List every line below containing "system".
— Start of Material for this exercise —
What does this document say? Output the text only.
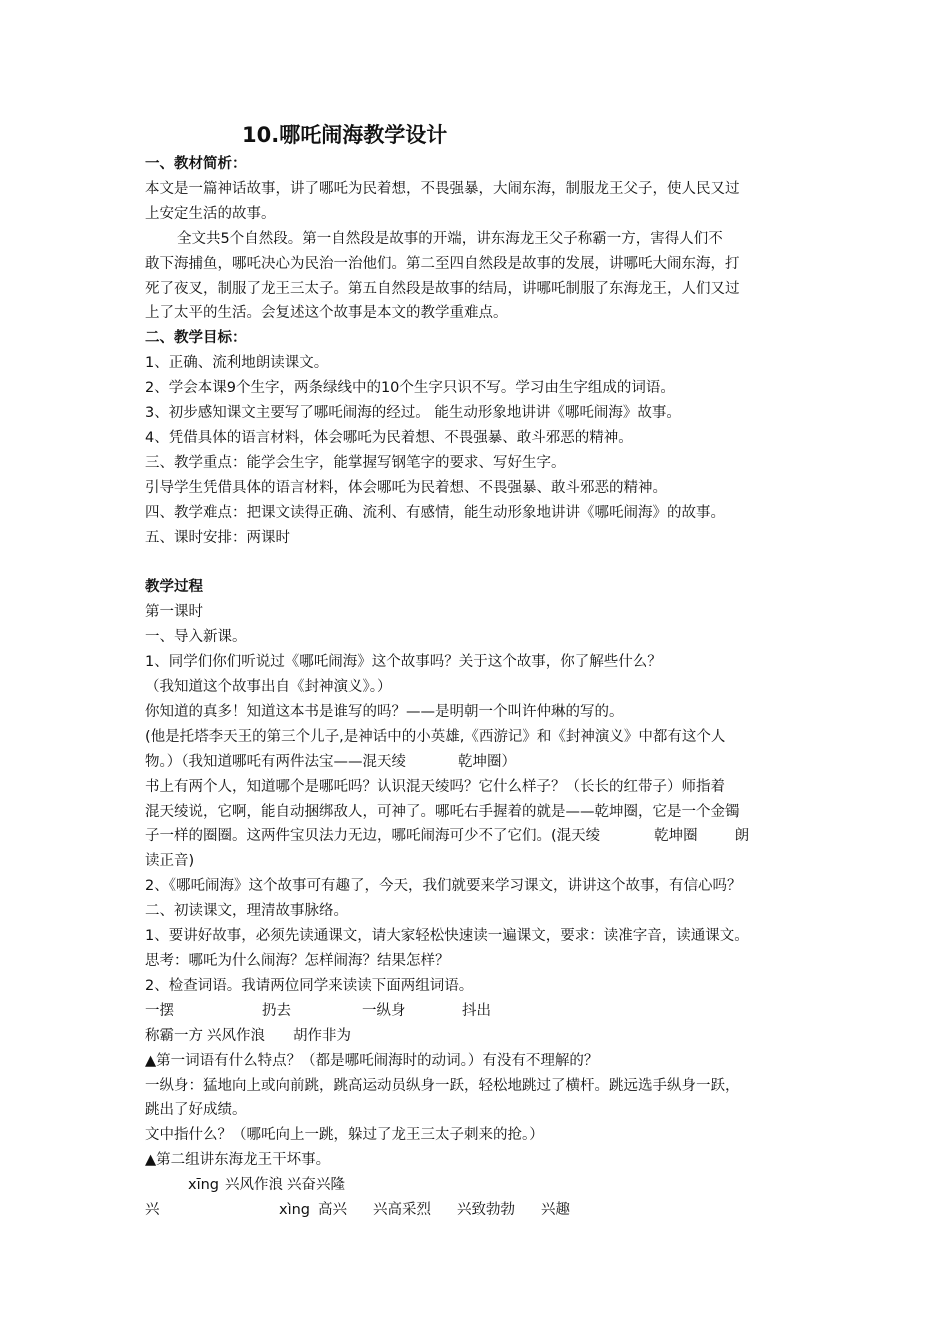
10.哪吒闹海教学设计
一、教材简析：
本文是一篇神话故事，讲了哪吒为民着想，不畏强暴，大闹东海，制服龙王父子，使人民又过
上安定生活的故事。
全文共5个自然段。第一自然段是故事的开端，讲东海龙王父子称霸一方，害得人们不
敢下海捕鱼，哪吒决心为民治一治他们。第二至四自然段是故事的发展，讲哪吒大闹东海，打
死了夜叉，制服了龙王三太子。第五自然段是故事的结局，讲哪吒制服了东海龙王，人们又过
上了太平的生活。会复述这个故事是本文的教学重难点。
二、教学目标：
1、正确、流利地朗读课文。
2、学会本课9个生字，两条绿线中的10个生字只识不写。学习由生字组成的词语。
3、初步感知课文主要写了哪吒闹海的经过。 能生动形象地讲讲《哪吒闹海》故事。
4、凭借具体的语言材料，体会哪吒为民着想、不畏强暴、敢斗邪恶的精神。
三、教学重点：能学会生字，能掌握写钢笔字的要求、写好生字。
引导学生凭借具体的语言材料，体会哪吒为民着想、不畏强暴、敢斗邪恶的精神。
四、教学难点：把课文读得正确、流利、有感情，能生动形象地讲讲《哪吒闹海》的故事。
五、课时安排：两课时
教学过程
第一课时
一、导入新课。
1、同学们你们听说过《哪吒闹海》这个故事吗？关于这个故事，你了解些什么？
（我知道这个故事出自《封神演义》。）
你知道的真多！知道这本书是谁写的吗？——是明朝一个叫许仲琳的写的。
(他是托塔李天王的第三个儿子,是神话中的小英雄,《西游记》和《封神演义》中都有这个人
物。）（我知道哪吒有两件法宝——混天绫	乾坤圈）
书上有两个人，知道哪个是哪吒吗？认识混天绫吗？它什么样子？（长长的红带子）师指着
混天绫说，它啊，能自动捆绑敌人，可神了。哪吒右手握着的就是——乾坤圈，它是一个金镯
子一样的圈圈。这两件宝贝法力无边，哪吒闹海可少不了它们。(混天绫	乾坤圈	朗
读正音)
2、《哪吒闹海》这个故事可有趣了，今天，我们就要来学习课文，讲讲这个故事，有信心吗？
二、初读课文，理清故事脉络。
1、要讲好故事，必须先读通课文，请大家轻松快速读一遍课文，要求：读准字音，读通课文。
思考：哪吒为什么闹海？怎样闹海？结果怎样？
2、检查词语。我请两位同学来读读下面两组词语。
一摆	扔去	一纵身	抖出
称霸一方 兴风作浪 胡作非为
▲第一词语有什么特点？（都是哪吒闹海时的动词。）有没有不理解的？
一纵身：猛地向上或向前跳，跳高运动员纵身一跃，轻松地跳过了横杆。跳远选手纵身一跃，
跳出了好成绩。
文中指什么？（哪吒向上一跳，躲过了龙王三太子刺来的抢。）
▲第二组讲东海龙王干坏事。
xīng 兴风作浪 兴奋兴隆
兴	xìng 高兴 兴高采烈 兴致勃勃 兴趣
— End of Material for this exercise —
— Start of Material for this exercise —
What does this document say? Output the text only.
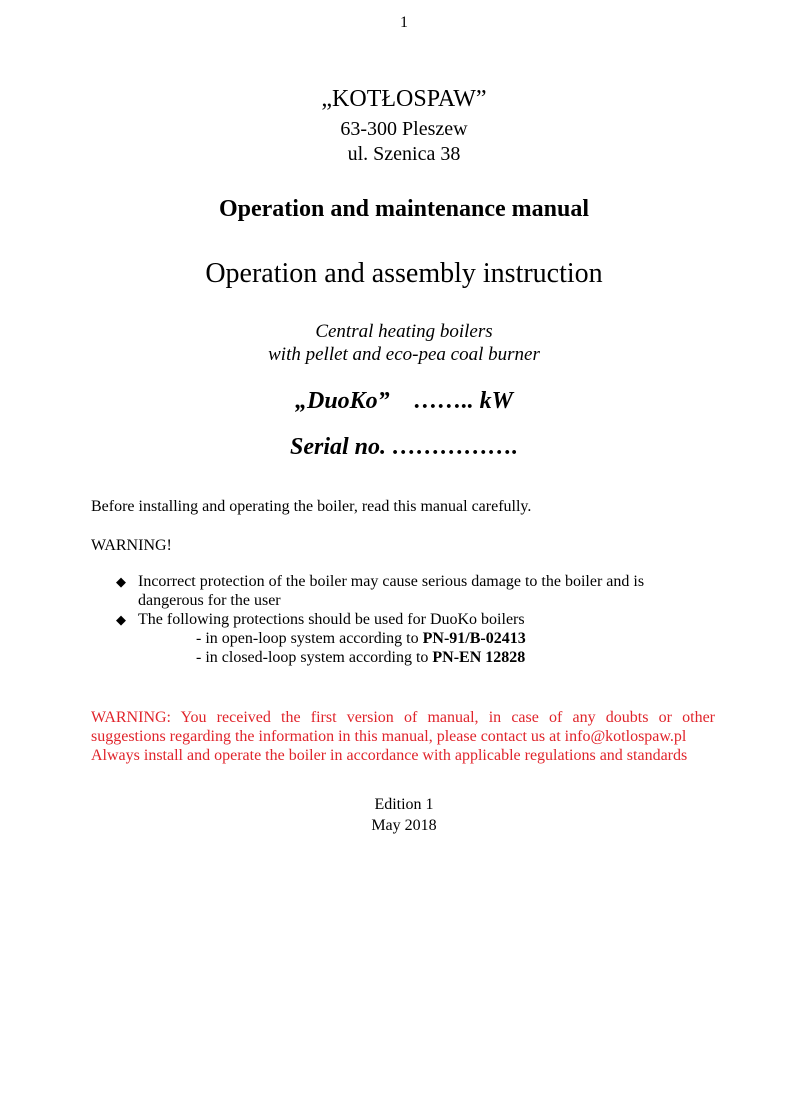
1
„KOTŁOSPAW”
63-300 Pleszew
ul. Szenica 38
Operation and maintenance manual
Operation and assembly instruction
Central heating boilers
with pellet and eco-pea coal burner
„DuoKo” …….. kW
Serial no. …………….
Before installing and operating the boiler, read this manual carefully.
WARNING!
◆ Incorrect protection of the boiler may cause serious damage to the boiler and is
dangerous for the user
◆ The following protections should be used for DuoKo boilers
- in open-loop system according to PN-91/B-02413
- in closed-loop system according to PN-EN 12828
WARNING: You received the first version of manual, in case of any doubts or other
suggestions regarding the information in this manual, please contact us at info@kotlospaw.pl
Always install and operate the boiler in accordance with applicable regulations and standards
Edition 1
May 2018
— End of Material for this exercise —
# Exercise answer
- in open-loop system according to PN-91/B-02413
- in closed-loop system according to PN-EN 12828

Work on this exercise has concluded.